- **What to produce**: Retype, exactly as written, every line from the one containing "What data populates" through the last line of the records below, both included; skip the pictures.

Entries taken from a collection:
+ + + + + + +
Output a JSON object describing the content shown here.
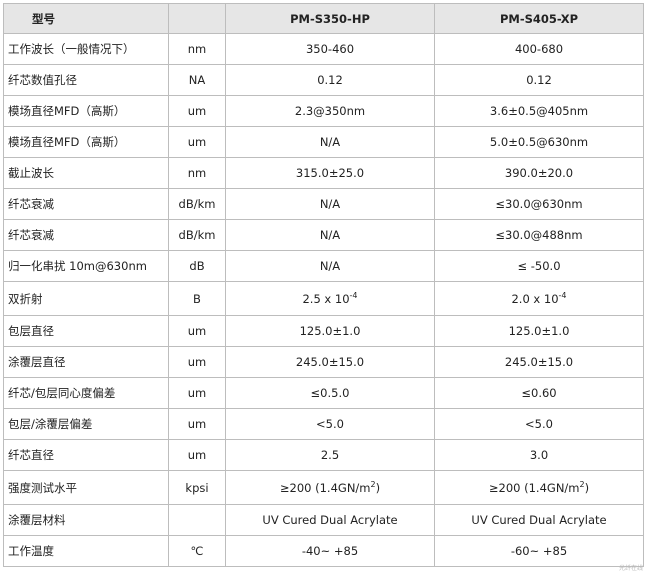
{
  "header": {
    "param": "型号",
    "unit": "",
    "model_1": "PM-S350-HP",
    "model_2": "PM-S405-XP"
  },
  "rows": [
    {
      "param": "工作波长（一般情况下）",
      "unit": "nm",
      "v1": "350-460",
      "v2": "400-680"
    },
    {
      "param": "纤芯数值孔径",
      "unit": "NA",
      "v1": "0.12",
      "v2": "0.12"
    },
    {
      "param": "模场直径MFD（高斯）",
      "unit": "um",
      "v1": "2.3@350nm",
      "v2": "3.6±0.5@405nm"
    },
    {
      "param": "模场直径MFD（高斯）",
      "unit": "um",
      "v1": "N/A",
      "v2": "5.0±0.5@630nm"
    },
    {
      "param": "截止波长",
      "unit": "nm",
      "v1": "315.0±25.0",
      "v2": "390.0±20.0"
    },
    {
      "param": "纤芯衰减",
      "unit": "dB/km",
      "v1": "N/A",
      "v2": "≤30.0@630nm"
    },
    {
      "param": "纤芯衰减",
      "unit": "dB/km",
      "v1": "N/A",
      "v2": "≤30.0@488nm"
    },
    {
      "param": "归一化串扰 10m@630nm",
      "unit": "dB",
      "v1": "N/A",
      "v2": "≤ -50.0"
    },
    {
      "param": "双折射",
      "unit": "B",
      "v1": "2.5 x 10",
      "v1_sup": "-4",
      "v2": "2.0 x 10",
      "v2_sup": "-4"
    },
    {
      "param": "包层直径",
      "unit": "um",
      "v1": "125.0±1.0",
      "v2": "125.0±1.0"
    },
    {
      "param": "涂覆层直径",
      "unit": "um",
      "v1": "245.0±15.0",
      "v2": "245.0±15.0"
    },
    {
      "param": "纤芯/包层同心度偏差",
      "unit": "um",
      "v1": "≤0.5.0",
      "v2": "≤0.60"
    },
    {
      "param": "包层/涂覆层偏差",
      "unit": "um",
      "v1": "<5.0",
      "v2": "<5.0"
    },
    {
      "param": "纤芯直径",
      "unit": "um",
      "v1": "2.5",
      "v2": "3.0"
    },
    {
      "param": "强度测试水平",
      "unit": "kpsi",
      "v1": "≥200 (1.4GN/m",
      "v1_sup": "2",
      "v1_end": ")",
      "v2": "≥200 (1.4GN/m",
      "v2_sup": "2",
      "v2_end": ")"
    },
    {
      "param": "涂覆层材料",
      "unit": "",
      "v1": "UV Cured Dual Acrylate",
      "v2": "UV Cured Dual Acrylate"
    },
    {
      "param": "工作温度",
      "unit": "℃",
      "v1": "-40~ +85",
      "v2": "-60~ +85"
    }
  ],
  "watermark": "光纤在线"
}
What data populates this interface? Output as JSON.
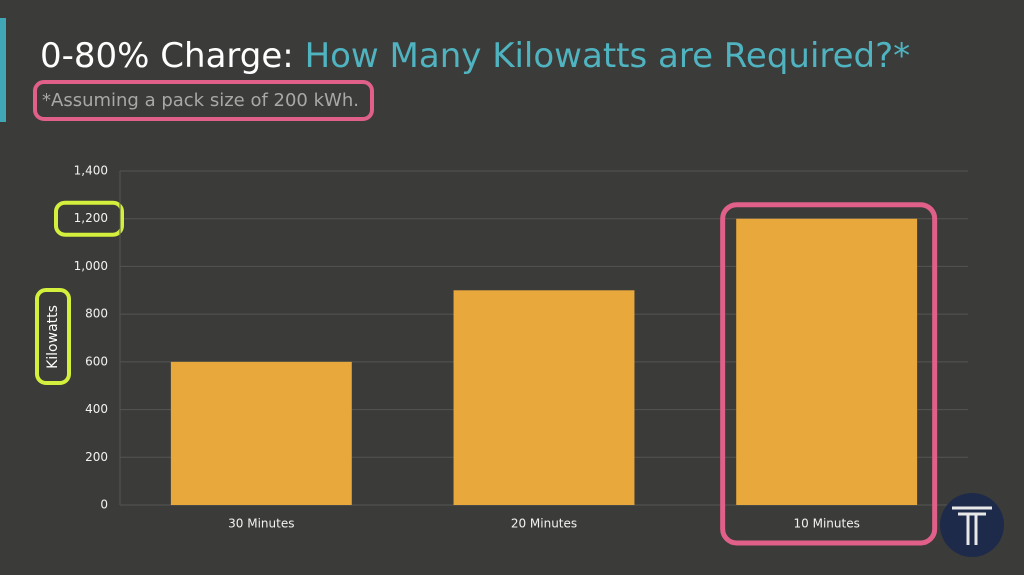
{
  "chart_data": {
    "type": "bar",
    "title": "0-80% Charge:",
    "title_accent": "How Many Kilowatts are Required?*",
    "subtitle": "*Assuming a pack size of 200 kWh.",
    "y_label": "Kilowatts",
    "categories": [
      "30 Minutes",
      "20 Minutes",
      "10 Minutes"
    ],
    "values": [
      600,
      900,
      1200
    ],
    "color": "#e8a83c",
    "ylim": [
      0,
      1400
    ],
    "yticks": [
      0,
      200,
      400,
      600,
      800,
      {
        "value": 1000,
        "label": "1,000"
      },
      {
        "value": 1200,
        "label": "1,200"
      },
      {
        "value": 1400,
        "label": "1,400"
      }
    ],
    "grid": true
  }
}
+ + + + + + +
- **Solution to the problem**:
What data populates this interface? Output as JSON.
{
  "chart_data": {
    "type": "bar",
    "title": "0-80% Charge:",
    "title_accent": "How Many Kilowatts are Required?*",
    "subtitle": "*Assuming a pack size of 200 kWh.",
    "y_label": "Kilowatts",
    "categories": [
      "30 Minutes",
      "20 Minutes",
      "10 Minutes"
    ],
    "values": [
      600,
      900,
      1200
    ],
    "color": "#e8a83c",
    "ylim": [
      0,
      1400
    ],
    "yticks": [
      0,
      200,
      400,
      600,
      800,
      {
        "value": 1000,
        "label": "1,000"
      },
      {
        "value": 1200,
        "label": "1,200"
      },
      {
        "value": 1400,
        "label": "1,400"
      }
    ],
    "grid": true
  }
}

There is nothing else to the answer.